>> Begin

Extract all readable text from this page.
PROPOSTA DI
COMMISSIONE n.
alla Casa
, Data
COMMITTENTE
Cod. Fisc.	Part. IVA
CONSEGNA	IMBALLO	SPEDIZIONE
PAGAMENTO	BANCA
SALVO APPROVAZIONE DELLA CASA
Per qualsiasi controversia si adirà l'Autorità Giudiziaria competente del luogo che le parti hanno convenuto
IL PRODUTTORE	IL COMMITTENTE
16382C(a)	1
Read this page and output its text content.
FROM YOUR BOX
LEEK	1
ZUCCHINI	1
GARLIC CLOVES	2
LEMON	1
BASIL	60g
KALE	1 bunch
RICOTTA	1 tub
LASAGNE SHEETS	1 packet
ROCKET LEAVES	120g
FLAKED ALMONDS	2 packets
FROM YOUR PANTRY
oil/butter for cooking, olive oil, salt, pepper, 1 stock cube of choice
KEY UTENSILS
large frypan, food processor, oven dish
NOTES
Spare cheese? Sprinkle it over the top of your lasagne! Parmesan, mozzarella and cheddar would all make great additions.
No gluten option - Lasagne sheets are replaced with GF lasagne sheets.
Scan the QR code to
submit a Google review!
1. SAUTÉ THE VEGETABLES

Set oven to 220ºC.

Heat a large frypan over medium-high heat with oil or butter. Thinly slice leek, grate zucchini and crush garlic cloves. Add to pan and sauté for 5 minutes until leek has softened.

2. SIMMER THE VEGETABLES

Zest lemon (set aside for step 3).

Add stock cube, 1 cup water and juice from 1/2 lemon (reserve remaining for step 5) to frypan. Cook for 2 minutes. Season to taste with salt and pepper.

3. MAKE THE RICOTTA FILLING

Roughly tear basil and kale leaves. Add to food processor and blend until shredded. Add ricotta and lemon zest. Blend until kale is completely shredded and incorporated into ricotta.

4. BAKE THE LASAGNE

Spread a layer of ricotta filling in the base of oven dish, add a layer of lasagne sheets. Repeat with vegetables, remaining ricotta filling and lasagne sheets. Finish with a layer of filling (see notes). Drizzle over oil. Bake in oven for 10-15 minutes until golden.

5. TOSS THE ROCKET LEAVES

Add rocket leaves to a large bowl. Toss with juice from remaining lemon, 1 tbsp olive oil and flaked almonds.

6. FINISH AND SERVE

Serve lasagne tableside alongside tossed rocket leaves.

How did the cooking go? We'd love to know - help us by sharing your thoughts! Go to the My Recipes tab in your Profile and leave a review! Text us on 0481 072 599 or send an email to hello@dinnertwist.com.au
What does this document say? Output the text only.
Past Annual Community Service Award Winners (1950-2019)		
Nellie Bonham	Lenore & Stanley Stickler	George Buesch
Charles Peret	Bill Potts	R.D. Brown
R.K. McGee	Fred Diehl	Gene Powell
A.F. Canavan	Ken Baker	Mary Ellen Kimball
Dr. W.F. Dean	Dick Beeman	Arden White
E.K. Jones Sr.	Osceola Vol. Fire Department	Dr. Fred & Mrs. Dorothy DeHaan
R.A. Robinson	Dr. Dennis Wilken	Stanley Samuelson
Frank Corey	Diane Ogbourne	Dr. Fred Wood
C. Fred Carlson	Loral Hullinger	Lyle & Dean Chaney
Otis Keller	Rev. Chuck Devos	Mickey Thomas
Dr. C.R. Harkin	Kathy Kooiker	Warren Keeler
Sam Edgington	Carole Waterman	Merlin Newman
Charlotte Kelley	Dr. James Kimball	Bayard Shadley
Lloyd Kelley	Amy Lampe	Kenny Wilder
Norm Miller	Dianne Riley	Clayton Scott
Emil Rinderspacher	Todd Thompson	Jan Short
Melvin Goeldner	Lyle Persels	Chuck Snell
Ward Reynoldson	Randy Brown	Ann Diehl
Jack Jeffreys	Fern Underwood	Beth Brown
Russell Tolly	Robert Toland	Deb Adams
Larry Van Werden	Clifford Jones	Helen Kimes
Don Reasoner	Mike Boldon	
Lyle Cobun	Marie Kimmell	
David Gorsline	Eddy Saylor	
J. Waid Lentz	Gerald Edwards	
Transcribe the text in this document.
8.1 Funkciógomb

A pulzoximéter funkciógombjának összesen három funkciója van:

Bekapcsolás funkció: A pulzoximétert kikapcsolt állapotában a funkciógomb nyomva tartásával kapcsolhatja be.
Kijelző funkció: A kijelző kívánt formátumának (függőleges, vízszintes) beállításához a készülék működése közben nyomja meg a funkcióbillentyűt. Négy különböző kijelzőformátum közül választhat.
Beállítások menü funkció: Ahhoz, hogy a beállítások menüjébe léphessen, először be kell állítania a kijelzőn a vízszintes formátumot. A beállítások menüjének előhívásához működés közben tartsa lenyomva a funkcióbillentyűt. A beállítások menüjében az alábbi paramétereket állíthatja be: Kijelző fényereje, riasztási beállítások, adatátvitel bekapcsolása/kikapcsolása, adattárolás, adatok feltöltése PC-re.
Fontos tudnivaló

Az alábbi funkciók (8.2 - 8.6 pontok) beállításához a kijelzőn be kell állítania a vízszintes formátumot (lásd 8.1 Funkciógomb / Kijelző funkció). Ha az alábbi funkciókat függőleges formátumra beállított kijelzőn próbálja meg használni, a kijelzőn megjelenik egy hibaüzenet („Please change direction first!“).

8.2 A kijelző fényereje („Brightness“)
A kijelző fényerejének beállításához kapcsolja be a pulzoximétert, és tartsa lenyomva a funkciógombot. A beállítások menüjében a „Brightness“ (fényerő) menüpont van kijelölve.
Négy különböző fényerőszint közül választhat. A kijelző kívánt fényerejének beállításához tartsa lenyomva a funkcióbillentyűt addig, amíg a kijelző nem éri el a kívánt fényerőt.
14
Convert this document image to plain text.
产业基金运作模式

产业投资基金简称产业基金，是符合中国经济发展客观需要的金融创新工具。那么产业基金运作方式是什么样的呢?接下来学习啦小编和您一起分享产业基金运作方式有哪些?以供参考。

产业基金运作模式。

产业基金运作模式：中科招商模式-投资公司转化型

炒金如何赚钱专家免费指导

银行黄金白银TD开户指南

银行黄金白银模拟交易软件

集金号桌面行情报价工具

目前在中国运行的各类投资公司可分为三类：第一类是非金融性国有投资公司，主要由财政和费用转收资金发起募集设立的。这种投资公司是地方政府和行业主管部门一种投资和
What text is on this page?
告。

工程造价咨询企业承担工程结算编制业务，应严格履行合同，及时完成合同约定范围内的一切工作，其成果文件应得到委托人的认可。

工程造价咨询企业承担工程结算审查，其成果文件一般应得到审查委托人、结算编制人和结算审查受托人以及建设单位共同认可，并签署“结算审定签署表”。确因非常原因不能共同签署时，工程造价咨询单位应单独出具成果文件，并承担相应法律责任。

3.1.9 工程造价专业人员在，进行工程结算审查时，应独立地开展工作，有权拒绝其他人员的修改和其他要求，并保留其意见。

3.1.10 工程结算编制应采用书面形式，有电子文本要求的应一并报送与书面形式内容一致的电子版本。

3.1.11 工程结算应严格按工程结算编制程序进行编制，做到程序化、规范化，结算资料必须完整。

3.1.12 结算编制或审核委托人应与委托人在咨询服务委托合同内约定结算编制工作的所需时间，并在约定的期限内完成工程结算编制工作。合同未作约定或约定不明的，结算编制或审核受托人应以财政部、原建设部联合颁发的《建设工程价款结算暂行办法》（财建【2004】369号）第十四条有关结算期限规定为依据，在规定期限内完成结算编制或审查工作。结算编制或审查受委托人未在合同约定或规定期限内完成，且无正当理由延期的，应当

>> End

Every entry should be output exactly as written, please.

• Solution
Extract all readable text from this page.
PROPOSTA DI
COMMISSIONE n.
alla Casa
, Data
COMMITTENTE
Cod. Fisc.	Part. IVA
CONSEGNA	IMBALLO	SPEDIZIONE
PAGAMENTO	BANCA
SALVO APPROVAZIONE DELLA CASA
Per qualsiasi controversia si adirà l'Autorità Giudiziaria competente del luogo che le parti hanno convenuto
IL PRODUTTORE	IL COMMITTENTE
16382C(a)	1
Read this page and output its text content.
FROM YOUR BOX
LEEK	1
ZUCCHINI	1
GARLIC CLOVES	2
LEMON	1
BASIL	60g
KALE	1 bunch
RICOTTA	1 tub
LASAGNE SHEETS	1 packet
ROCKET LEAVES	120g
FLAKED ALMONDS	2 packets
FROM YOUR PANTRY
oil/butter for cooking, olive oil, salt, pepper, 1 stock cube of choice
KEY UTENSILS
large frypan, food processor, oven dish
NOTES
Spare cheese? Sprinkle it over the top of your lasagne! Parmesan, mozzarella and cheddar would all make great additions.
No gluten option - Lasagne sheets are replaced with GF lasagne sheets.
Scan the QR code to
submit a Google review!
1. SAUTÉ THE VEGETABLES

Set oven to 220ºC.

Heat a large frypan over medium-high heat with oil or butter. Thinly slice leek, grate zucchini and crush garlic cloves. Add to pan and sauté for 5 minutes until leek has softened.

2. SIMMER THE VEGETABLES

Zest lemon (set aside for step 3).

Add stock cube, 1 cup water and juice from 1/2 lemon (reserve remaining for step 5) to frypan. Cook for 2 minutes. Season to taste with salt and pepper.

3. MAKE THE RICOTTA FILLING

Roughly tear basil and kale leaves. Add to food processor and blend until shredded. Add ricotta and lemon zest. Blend until kale is completely shredded and incorporated into ricotta.

4. BAKE THE LASAGNE

Spread a layer of ricotta filling in the base of oven dish, add a layer of lasagne sheets. Repeat with vegetables, remaining ricotta filling and lasagne sheets. Finish with a layer of filling (see notes). Drizzle over oil. Bake in oven for 10-15 minutes until golden.

5. TOSS THE ROCKET LEAVES

Add rocket leaves to a large bowl. Toss with juice from remaining lemon, 1 tbsp olive oil and flaked almonds.

6. FINISH AND SERVE

Serve lasagne tableside alongside tossed rocket leaves.

How did the cooking go? We'd love to know - help us by sharing your thoughts! Go to the My Recipes tab in your Profile and leave a review! Text us on 0481 072 599 or send an email to hello@dinnertwist.com.au
What does this document say? Output the text only.
Past Annual Community Service Award Winners (1950-2019)		
Nellie Bonham	Lenore & Stanley Stickler	George Buesch
Charles Peret	Bill Potts	R.D. Brown
R.K. McGee	Fred Diehl	Gene Powell
A.F. Canavan	Ken Baker	Mary Ellen Kimball
Dr. W.F. Dean	Dick Beeman	Arden White
E.K. Jones Sr.	Osceola Vol. Fire Department	Dr. Fred & Mrs. Dorothy DeHaan
R.A. Robinson	Dr. Dennis Wilken	Stanley Samuelson
Frank Corey	Diane Ogbourne	Dr. Fred Wood
C. Fred Carlson	Loral Hullinger	Lyle & Dean Chaney
Otis Keller	Rev. Chuck Devos	Mickey Thomas
Dr. C.R. Harkin	Kathy Kooiker	Warren Keeler
Sam Edgington	Carole Waterman	Merlin Newman
Charlotte Kelley	Dr. James Kimball	Bayard Shadley
Lloyd Kelley	Amy Lampe	Kenny Wilder
Norm Miller	Dianne Riley	Clayton Scott
Emil Rinderspacher	Todd Thompson	Jan Short
Melvin Goeldner	Lyle Persels	Chuck Snell
Ward Reynoldson	Randy Brown	Ann Diehl
Jack Jeffreys	Fern Underwood	Beth Brown
Russell Tolly	Robert Toland	Deb Adams
Larry Van Werden	Clifford Jones	Helen Kimes
Don Reasoner	Mike Boldon	
Lyle Cobun	Marie Kimmell	
David Gorsline	Eddy Saylor	
J. Waid Lentz	Gerald Edwards	
Transcribe the text in this document.
8.1 Funkciógomb

A pulzoximéter funkciógombjának összesen három funkciója van:

Bekapcsolás funkció: A pulzoximétert kikapcsolt állapotában a funkciógomb nyomva tartásával kapcsolhatja be.
Kijelző funkció: A kijelző kívánt formátumának (függőleges, vízszintes) beállításához a készülék működése közben nyomja meg a funkcióbillentyűt. Négy különböző kijelzőformátum közül választhat.
Beállítások menü funkció: Ahhoz, hogy a beállítások menüjébe léphessen, először be kell állítania a kijelzőn a vízszintes formátumot. A beállítások menüjének előhívásához működés közben tartsa lenyomva a funkcióbillentyűt. A beállítások menüjében az alábbi paramétereket állíthatja be: Kijelző fényereje, riasztási beállítások, adatátvitel bekapcsolása/kikapcsolása, adattárolás, adatok feltöltése PC-re.
Fontos tudnivaló

Az alábbi funkciók (8.2 - 8.6 pontok) beállításához a kijelzőn be kell állítania a vízszintes formátumot (lásd 8.1 Funkciógomb / Kijelző funkció). Ha az alábbi funkciókat függőleges formátumra beállított kijelzőn próbálja meg használni, a kijelzőn megjelenik egy hibaüzenet („Please change direction first!“).

8.2 A kijelző fényereje („Brightness“)
A kijelző fényerejének beállításához kapcsolja be a pulzoximétert, és tartsa lenyomva a funkciógombot. A beállítások menüjében a „Brightness“ (fényerő) menüpont van kijelölve.
Négy különböző fényerőszint közül választhat. A kijelző kívánt fényerejének beállításához tartsa lenyomva a funkcióbillentyűt addig, amíg a kijelző nem éri el a kívánt fényerőt.
14
Convert this document image to plain text.
产业基金运作模式

产业投资基金简称产业基金，是符合中国经济发展客观需要的金融创新工具。那么产业基金运作方式是什么样的呢?接下来学习啦小编和您一起分享产业基金运作方式有哪些?以供参考。

产业基金运作模式。

产业基金运作模式：中科招商模式-投资公司转化型

炒金如何赚钱专家免费指导

银行黄金白银TD开户指南

银行黄金白银模拟交易软件

集金号桌面行情报价工具

目前在中国运行的各类投资公司可分为三类：第一类是非金融性国有投资公司，主要由财政和费用转收资金发起募集设立的。这种投资公司是地方政府和行业主管部门一种投资和
What text is on this page?
告。

工程造价咨询企业承担工程结算编制业务，应严格履行合同，及时完成合同约定范围内的一切工作，其成果文件应得到委托人的认可。

工程造价咨询企业承担工程结算审查，其成果文件一般应得到审查委托人、结算编制人和结算审查受托人以及建设单位共同认可，并签署“结算审定签署表”。确因非常原因不能共同签署时，工程造价咨询单位应单独出具成果文件，并承担相应法律责任。

3.1.9 工程造价专业人员在，进行工程结算审查时，应独立地开展工作，有权拒绝其他人员的修改和其他要求，并保留其意见。

3.1.10 工程结算编制应采用书面形式，有电子文本要求的应一并报送与书面形式内容一致的电子版本。

3.1.11 工程结算应严格按工程结算编制程序进行编制，做到程序化、规范化，结算资料必须完整。

3.1.12 结算编制或审核委托人应与委托人在咨询服务委托合同内约定结算编制工作的所需时间，并在约定的期限内完成工程结算编制工作。合同未作约定或约定不明的，结算编制或审核受托人应以财政部、原建设部联合颁发的《建设工程价款结算暂行办法》（财建【2004】369号）第十四条有关结算期限规定为依据，在规定期限内完成结算编制或审查工作。结算编制或审查受委托人未在合同约定或规定期限内完成，且无正当理由延期的，应当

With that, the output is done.